## BEGIN Data provided

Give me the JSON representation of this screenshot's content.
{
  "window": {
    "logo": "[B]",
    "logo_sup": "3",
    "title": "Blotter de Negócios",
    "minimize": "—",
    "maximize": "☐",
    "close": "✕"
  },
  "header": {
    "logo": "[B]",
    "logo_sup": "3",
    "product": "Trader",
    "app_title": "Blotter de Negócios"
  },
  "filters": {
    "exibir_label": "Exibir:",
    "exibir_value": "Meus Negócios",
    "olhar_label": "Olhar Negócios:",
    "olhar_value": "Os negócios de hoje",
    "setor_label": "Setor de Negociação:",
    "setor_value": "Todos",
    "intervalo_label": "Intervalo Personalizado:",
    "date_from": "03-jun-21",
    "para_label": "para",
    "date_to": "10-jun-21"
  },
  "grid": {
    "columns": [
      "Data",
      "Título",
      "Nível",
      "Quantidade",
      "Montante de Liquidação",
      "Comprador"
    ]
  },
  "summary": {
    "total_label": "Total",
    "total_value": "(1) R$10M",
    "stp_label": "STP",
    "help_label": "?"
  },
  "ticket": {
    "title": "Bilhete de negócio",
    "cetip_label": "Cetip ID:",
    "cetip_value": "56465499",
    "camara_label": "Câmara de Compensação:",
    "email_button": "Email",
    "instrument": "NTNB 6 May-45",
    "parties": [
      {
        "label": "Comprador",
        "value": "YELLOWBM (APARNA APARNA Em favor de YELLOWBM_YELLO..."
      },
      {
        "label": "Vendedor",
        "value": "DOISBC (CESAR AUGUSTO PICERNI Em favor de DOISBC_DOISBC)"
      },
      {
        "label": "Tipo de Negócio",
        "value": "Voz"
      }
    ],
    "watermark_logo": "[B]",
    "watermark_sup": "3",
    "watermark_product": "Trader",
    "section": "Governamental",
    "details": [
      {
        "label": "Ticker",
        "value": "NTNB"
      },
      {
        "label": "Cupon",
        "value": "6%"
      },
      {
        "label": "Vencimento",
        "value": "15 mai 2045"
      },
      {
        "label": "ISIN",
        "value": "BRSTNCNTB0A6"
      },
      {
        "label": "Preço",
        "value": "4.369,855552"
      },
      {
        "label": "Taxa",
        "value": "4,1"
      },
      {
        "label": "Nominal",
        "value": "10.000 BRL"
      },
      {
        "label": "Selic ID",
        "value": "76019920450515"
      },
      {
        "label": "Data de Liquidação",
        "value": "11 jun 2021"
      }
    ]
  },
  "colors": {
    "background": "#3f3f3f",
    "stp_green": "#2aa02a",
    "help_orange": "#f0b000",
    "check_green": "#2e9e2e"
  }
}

## END Data provided

*What to do:*
Say how many lines in the records hold "Liquidação", with the number as the whole reply.

*Task response:*
2